───── Extracted data ─────

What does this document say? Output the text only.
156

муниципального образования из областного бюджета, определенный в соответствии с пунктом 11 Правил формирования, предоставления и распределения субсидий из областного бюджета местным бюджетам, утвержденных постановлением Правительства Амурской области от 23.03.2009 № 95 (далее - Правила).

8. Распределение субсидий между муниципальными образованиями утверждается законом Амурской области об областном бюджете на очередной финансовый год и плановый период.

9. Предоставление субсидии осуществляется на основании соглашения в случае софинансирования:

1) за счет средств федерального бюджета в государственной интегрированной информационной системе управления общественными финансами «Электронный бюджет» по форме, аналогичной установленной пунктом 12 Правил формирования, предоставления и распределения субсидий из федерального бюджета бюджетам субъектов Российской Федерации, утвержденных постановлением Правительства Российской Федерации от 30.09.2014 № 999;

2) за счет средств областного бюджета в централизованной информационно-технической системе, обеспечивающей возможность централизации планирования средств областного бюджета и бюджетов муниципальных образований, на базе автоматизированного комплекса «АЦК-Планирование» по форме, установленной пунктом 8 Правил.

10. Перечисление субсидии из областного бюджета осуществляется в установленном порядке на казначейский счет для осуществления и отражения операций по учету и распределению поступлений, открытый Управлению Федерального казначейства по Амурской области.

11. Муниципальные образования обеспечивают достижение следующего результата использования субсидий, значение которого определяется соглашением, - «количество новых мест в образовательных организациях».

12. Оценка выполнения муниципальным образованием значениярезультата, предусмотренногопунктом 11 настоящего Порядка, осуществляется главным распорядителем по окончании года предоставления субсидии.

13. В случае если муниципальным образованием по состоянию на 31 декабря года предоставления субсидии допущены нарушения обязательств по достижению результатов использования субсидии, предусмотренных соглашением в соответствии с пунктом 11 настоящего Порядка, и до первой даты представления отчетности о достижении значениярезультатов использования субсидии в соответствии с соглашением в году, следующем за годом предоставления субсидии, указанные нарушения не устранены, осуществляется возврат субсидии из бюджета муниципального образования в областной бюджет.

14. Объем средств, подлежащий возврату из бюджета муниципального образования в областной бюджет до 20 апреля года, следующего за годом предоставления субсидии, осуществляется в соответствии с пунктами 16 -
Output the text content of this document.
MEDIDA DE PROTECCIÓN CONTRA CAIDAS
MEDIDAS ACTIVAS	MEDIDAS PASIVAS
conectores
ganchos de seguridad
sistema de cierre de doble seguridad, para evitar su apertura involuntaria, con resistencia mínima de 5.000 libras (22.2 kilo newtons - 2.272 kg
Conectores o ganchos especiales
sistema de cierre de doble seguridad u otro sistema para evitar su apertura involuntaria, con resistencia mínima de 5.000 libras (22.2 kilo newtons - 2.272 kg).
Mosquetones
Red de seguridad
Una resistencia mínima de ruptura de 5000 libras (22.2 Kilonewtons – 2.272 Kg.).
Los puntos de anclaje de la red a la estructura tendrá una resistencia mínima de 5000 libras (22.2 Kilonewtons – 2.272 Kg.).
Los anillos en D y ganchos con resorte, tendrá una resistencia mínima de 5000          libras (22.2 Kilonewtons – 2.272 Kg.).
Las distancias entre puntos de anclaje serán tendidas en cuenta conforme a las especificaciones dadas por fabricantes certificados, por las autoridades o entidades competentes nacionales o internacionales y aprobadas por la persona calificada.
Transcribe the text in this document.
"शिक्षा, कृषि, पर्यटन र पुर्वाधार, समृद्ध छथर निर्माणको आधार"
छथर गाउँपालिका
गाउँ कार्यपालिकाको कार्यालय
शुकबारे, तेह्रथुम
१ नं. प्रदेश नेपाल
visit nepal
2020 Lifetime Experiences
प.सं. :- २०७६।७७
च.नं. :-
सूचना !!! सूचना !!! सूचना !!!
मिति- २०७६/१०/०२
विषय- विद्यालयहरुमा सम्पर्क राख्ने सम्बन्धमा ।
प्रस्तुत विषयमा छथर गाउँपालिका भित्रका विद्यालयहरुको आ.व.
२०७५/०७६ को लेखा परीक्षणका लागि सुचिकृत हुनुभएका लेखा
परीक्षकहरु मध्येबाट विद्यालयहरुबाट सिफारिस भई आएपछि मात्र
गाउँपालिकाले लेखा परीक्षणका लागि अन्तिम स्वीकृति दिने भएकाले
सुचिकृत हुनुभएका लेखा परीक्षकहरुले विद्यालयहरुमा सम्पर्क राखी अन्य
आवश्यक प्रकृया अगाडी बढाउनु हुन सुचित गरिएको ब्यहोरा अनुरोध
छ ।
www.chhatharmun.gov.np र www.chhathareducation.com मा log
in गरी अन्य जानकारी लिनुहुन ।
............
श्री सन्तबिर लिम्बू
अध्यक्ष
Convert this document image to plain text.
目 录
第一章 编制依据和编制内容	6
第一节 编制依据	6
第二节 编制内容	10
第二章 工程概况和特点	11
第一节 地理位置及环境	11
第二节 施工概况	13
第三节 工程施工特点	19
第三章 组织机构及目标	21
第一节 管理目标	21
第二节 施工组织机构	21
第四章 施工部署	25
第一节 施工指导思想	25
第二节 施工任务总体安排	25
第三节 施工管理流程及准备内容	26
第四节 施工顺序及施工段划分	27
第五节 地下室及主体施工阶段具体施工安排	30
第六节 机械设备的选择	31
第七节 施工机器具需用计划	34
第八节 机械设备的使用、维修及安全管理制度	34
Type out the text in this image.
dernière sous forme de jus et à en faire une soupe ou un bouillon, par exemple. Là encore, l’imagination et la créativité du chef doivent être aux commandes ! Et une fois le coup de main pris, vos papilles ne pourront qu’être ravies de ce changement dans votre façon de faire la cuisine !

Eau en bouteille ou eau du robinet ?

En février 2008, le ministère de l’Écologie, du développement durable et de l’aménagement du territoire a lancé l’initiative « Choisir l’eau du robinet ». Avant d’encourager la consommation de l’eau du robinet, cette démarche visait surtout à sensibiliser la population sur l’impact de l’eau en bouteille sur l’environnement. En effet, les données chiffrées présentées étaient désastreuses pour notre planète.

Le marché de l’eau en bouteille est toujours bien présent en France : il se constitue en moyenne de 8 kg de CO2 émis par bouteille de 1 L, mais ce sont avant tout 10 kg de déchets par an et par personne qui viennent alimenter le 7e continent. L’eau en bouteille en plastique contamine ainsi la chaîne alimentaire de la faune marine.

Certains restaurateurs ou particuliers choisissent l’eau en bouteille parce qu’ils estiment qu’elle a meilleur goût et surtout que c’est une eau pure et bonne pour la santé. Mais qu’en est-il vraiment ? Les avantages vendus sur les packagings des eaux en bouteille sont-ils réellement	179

─────

#### Task brief:
Where a line above includes "लयहर", copy that line.

#### Output for this exercise:
विषय- विद्यालयहरुमा सम्पर्क राख्ने सम्बन्धमा ।
प्रस्तुत विषयमा छथर गाउँपालिका भित्रका विद्यालयहरुको आ.व.
परीक्षकहरु मध्येबाट विद्यालयहरुबाट सिफारिस भई आएपछि मात्र
सुचिकृत हुनुभएका लेखा परीक्षकहरुले विद्यालयहरुमा सम्पर्क राखी अन्य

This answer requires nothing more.